* [Problem description]: Retype the listing that follows, exactly as written.

* [Information given]:

--------------------------------

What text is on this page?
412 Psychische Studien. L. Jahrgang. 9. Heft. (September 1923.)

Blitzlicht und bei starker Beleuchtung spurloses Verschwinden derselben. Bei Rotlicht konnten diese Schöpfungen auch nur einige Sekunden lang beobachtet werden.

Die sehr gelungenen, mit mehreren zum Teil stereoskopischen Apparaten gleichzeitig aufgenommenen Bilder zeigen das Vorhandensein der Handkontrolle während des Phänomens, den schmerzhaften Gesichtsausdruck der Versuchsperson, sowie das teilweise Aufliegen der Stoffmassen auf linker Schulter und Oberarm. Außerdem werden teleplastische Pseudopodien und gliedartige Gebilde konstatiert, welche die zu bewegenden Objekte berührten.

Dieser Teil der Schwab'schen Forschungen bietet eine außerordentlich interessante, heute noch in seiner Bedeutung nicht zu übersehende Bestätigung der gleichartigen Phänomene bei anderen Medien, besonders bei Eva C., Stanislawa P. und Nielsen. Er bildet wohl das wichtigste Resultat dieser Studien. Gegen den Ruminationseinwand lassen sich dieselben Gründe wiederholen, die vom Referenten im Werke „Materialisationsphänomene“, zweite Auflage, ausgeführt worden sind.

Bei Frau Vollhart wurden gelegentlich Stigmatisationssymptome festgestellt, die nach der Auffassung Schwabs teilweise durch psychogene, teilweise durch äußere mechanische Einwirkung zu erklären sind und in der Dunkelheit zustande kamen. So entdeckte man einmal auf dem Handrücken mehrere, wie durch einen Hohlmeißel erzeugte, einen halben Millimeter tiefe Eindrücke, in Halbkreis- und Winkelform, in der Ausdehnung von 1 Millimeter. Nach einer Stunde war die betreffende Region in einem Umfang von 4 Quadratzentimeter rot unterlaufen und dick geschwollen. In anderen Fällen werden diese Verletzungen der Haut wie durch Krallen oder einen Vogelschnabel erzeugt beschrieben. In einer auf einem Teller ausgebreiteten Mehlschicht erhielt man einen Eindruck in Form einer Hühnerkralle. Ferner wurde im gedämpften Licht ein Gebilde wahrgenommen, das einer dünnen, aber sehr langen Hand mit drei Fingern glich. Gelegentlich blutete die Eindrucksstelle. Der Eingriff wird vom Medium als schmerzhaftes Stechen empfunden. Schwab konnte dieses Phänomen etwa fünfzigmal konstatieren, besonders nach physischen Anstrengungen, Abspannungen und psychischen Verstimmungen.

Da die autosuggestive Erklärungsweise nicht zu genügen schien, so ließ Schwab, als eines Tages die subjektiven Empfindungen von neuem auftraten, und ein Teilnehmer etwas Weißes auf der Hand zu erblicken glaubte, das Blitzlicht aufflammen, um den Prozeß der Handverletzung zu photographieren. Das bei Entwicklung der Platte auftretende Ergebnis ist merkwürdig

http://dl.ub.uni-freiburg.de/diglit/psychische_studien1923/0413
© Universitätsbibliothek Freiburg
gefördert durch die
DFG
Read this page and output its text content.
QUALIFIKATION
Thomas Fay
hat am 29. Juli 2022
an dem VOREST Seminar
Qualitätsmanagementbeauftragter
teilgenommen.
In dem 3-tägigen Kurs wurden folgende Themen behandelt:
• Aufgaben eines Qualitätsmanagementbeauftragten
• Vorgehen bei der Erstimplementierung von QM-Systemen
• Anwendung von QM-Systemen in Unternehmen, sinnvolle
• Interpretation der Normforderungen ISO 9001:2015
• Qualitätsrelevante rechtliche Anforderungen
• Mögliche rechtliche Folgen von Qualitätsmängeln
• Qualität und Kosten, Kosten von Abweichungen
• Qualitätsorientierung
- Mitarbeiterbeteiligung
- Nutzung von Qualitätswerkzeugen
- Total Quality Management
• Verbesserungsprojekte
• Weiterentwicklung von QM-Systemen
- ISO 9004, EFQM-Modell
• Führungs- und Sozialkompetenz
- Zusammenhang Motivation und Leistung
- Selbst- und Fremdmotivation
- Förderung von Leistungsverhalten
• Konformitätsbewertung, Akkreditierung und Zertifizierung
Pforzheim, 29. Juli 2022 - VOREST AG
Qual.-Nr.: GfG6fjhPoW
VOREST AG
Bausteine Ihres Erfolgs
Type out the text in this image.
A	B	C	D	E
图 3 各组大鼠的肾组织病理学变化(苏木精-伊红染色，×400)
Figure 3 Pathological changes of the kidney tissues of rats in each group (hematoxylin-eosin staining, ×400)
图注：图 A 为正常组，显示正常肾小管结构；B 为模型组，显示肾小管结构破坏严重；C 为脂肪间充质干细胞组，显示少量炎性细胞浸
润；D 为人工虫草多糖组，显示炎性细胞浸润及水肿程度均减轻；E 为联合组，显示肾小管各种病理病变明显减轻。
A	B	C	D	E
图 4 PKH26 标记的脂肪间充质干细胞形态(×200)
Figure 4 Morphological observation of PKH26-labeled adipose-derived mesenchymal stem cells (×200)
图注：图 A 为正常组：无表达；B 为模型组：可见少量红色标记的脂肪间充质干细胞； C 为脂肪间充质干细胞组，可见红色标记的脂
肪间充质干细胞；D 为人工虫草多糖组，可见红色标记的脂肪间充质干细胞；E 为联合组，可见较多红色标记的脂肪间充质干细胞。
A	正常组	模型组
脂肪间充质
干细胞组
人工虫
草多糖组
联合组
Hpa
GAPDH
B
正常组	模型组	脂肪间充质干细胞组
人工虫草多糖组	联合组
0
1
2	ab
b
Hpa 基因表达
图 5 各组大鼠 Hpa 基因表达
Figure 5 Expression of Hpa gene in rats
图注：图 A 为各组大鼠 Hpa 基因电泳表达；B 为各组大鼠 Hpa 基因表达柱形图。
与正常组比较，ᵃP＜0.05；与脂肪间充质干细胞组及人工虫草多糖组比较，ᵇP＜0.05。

--------------------------------

* [Solution to the exercise]:
What text is on this page?
412 Psychische Studien. L. Jahrgang. 9. Heft. (September 1923.)

Blitzlicht und bei starker Beleuchtung spurloses Verschwinden derselben. Bei Rotlicht konnten diese Schöpfungen auch nur einige Sekunden lang beobachtet werden.

Die sehr gelungenen, mit mehreren zum Teil stereoskopischen Apparaten gleichzeitig aufgenommenen Bilder zeigen das Vorhandensein der Handkontrolle während des Phänomens, den schmerzhaften Gesichtsausdruck der Versuchsperson, sowie das teilweise Aufliegen der Stoffmassen auf linker Schulter und Oberarm. Außerdem werden teleplastische Pseudopodien und gliedartige Gebilde konstatiert, welche die zu bewegenden Objekte berührten.

Dieser Teil der Schwab'schen Forschungen bietet eine außerordentlich interessante, heute noch in seiner Bedeutung nicht zu übersehende Bestätigung der gleichartigen Phänomene bei anderen Medien, besonders bei Eva C., Stanislawa P. und Nielsen. Er bildet wohl das wichtigste Resultat dieser Studien. Gegen den Ruminationseinwand lassen sich dieselben Gründe wiederholen, die vom Referenten im Werke „Materialisationsphänomene“, zweite Auflage, ausgeführt worden sind.

Bei Frau Vollhart wurden gelegentlich Stigmatisationssymptome festgestellt, die nach der Auffassung Schwabs teilweise durch psychogene, teilweise durch äußere mechanische Einwirkung zu erklären sind und in der Dunkelheit zustande kamen. So entdeckte man einmal auf dem Handrücken mehrere, wie durch einen Hohlmeißel erzeugte, einen halben Millimeter tiefe Eindrücke, in Halbkreis- und Winkelform, in der Ausdehnung von 1 Millimeter. Nach einer Stunde war die betreffende Region in einem Umfang von 4 Quadratzentimeter rot unterlaufen und dick geschwollen. In anderen Fällen werden diese Verletzungen der Haut wie durch Krallen oder einen Vogelschnabel erzeugt beschrieben. In einer auf einem Teller ausgebreiteten Mehlschicht erhielt man einen Eindruck in Form einer Hühnerkralle. Ferner wurde im gedämpften Licht ein Gebilde wahrgenommen, das einer dünnen, aber sehr langen Hand mit drei Fingern glich. Gelegentlich blutete die Eindrucksstelle. Der Eingriff wird vom Medium als schmerzhaftes Stechen empfunden. Schwab konnte dieses Phänomen etwa fünfzigmal konstatieren, besonders nach physischen Anstrengungen, Abspannungen und psychischen Verstimmungen.

Da die autosuggestive Erklärungsweise nicht zu genügen schien, so ließ Schwab, als eines Tages die subjektiven Empfindungen von neuem auftraten, und ein Teilnehmer etwas Weißes auf der Hand zu erblicken glaubte, das Blitzlicht aufflammen, um den Prozeß der Handverletzung zu photographieren. Das bei Entwicklung der Platte auftretende Ergebnis ist merkwürdig

http://dl.ub.uni-freiburg.de/diglit/psychische_studien1923/0413
© Universitätsbibliothek Freiburg
gefördert durch die
DFG
Read this page and output its text content.
QUALIFIKATION
Thomas Fay
hat am 29. Juli 2022
an dem VOREST Seminar
Qualitätsmanagementbeauftragter
teilgenommen.
In dem 3-tägigen Kurs wurden folgende Themen behandelt:
• Aufgaben eines Qualitätsmanagementbeauftragten
• Vorgehen bei der Erstimplementierung von QM-Systemen
• Anwendung von QM-Systemen in Unternehmen, sinnvolle
• Interpretation der Normforderungen ISO 9001:2015
• Qualitätsrelevante rechtliche Anforderungen
• Mögliche rechtliche Folgen von Qualitätsmängeln
• Qualität und Kosten, Kosten von Abweichungen
• Qualitätsorientierung
- Mitarbeiterbeteiligung
- Nutzung von Qualitätswerkzeugen
- Total Quality Management
• Verbesserungsprojekte
• Weiterentwicklung von QM-Systemen
- ISO 9004, EFQM-Modell
• Führungs- und Sozialkompetenz
- Zusammenhang Motivation und Leistung
- Selbst- und Fremdmotivation
- Förderung von Leistungsverhalten
• Konformitätsbewertung, Akkreditierung und Zertifizierung
Pforzheim, 29. Juli 2022 - VOREST AG
Qual.-Nr.: GfG6fjhPoW
VOREST AG
Bausteine Ihres Erfolgs
Type out the text in this image.
A	B	C	D	E
图 3 各组大鼠的肾组织病理学变化(苏木精-伊红染色，×400)
Figure 3 Pathological changes of the kidney tissues of rats in each group (hematoxylin-eosin staining, ×400)
图注：图 A 为正常组，显示正常肾小管结构；B 为模型组，显示肾小管结构破坏严重；C 为脂肪间充质干细胞组，显示少量炎性细胞浸
润；D 为人工虫草多糖组，显示炎性细胞浸润及水肿程度均减轻；E 为联合组，显示肾小管各种病理病变明显减轻。
A	B	C	D	E
图 4 PKH26 标记的脂肪间充质干细胞形态(×200)
Figure 4 Morphological observation of PKH26-labeled adipose-derived mesenchymal stem cells (×200)
图注：图 A 为正常组：无表达；B 为模型组：可见少量红色标记的脂肪间充质干细胞； C 为脂肪间充质干细胞组，可见红色标记的脂
肪间充质干细胞；D 为人工虫草多糖组，可见红色标记的脂肪间充质干细胞；E 为联合组，可见较多红色标记的脂肪间充质干细胞。
A	正常组	模型组
脂肪间充质
干细胞组
人工虫
草多糖组
联合组
Hpa
GAPDH
B
正常组	模型组	脂肪间充质干细胞组
人工虫草多糖组	联合组
0
1
2	ab
b
Hpa 基因表达
图 5 各组大鼠 Hpa 基因表达
Figure 5 Expression of Hpa gene in rats
图注：图 A 为各组大鼠 Hpa 基因电泳表达；B 为各组大鼠 Hpa 基因表达柱形图。
与正常组比较，ᵃP＜0.05；与脂肪间充质干细胞组及人工虫草多糖组比较，ᵇP＜0.05。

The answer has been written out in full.